Exercise directions: Here are some records; quote them exactly, leaving out the pictures.

>> start Data supplied

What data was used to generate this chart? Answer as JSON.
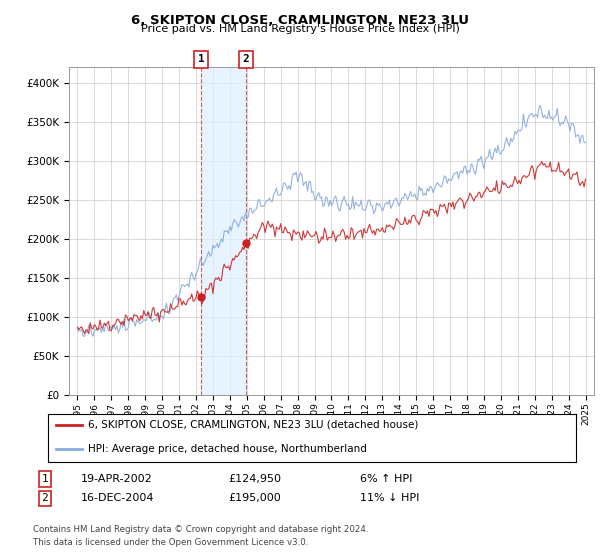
{
  "title": "6, SKIPTON CLOSE, CRAMLINGTON, NE23 3LU",
  "subtitle": "Price paid vs. HM Land Registry's House Price Index (HPI)",
  "yticks": [
    0,
    50000,
    100000,
    150000,
    200000,
    250000,
    300000,
    350000,
    400000
  ],
  "ytick_labels": [
    "£0",
    "£50K",
    "£100K",
    "£150K",
    "£200K",
    "£250K",
    "£300K",
    "£350K",
    "£400K"
  ],
  "xlim_start": 1994.5,
  "xlim_end": 2025.5,
  "ylim": [
    0,
    420000
  ],
  "background_color": "#ffffff",
  "grid_color": "#cccccc",
  "transaction1_date": 2002.29,
  "transaction1_price": 124950,
  "transaction2_date": 2004.96,
  "transaction2_price": 195000,
  "transaction1_text": "19-APR-2002",
  "transaction1_amount": "£124,950",
  "transaction1_hpi": "6% ↑ HPI",
  "transaction2_text": "16-DEC-2004",
  "transaction2_amount": "£195,000",
  "transaction2_hpi": "11% ↓ HPI",
  "red_line_color": "#cc2222",
  "blue_line_color": "#88aadd",
  "shade_color": "#ddeeff",
  "dashed_line_color": "#dd4444",
  "legend_line1": "6, SKIPTON CLOSE, CRAMLINGTON, NE23 3LU (detached house)",
  "legend_line2": "HPI: Average price, detached house, Northumberland",
  "footer": "Contains HM Land Registry data © Crown copyright and database right 2024.\nThis data is licensed under the Open Government Licence v3.0.",
  "xtick_years": [
    1995,
    1996,
    1997,
    1998,
    1999,
    2000,
    2001,
    2002,
    2003,
    2004,
    2005,
    2006,
    2007,
    2008,
    2009,
    2010,
    2011,
    2012,
    2013,
    2014,
    2015,
    2016,
    2017,
    2018,
    2019,
    2020,
    2021,
    2022,
    2023,
    2024,
    2025
  ]
}
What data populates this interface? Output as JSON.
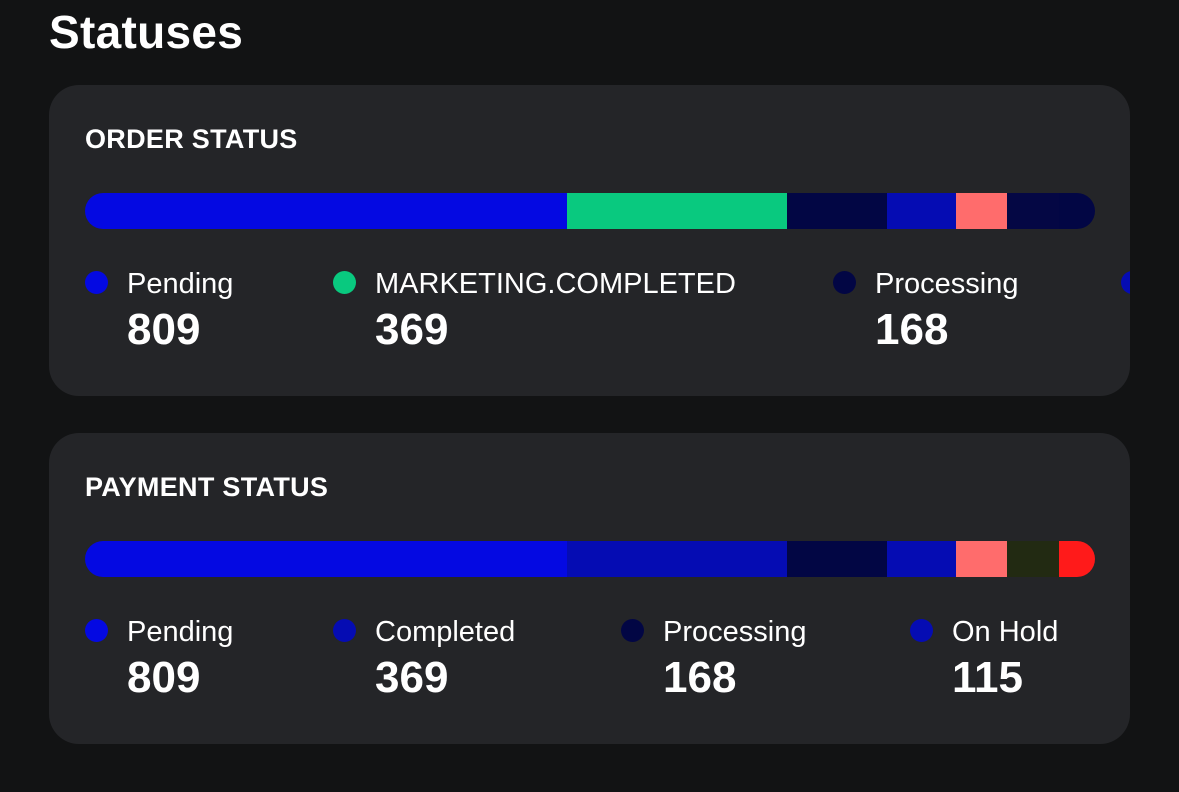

>> end Data supplied

Task output:
What data was used to generate this chart? Answer as JSON.
{
  "title": "6, SKIPTON CLOSE, CRAMLINGTON, NE23 3LU",
  "subtitle": "Price paid vs. HM Land Registry's House Price Index (HPI)",
  "yticks": [
    0,
    50000,
    100000,
    150000,
    200000,
    250000,
    300000,
    350000,
    400000
  ],
  "ytick_labels": [
    "£0",
    "£50K",
    "£100K",
    "£150K",
    "£200K",
    "£250K",
    "£300K",
    "£350K",
    "£400K"
  ],
  "xlim_start": 1994.5,
  "xlim_end": 2025.5,
  "ylim": [
    0,
    420000
  ],
  "background_color": "#ffffff",
  "grid_color": "#cccccc",
  "transaction1_date": 2002.29,
  "transaction1_price": 124950,
  "transaction2_date": 2004.96,
  "transaction2_price": 195000,
  "transaction1_text": "19-APR-2002",
  "transaction1_amount": "£124,950",
  "transaction1_hpi": "6% ↑ HPI",
  "transaction2_text": "16-DEC-2004",
  "transaction2_amount": "£195,000",
  "transaction2_hpi": "11% ↓ HPI",
  "red_line_color": "#cc2222",
  "blue_line_color": "#88aadd",
  "shade_color": "#ddeeff",
  "dashed_line_color": "#dd4444",
  "legend_line1": "6, SKIPTON CLOSE, CRAMLINGTON, NE23 3LU (detached house)",
  "legend_line2": "HPI: Average price, detached house, Northumberland",
  "footer": "Contains HM Land Registry data © Crown copyright and database right 2024.\nThis data is licensed under the Open Government Licence v3.0.",
  "xtick_years": [
    1995,
    1996,
    1997,
    1998,
    1999,
    2000,
    2001,
    2002,
    2003,
    2004,
    2005,
    2006,
    2007,
    2008,
    2009,
    2010,
    2011,
    2012,
    2013,
    2014,
    2015,
    2016,
    2017,
    2018,
    2019,
    2020,
    2021,
    2022,
    2023,
    2024,
    2025
  ]
}
What data populates this interface? Output as JSON.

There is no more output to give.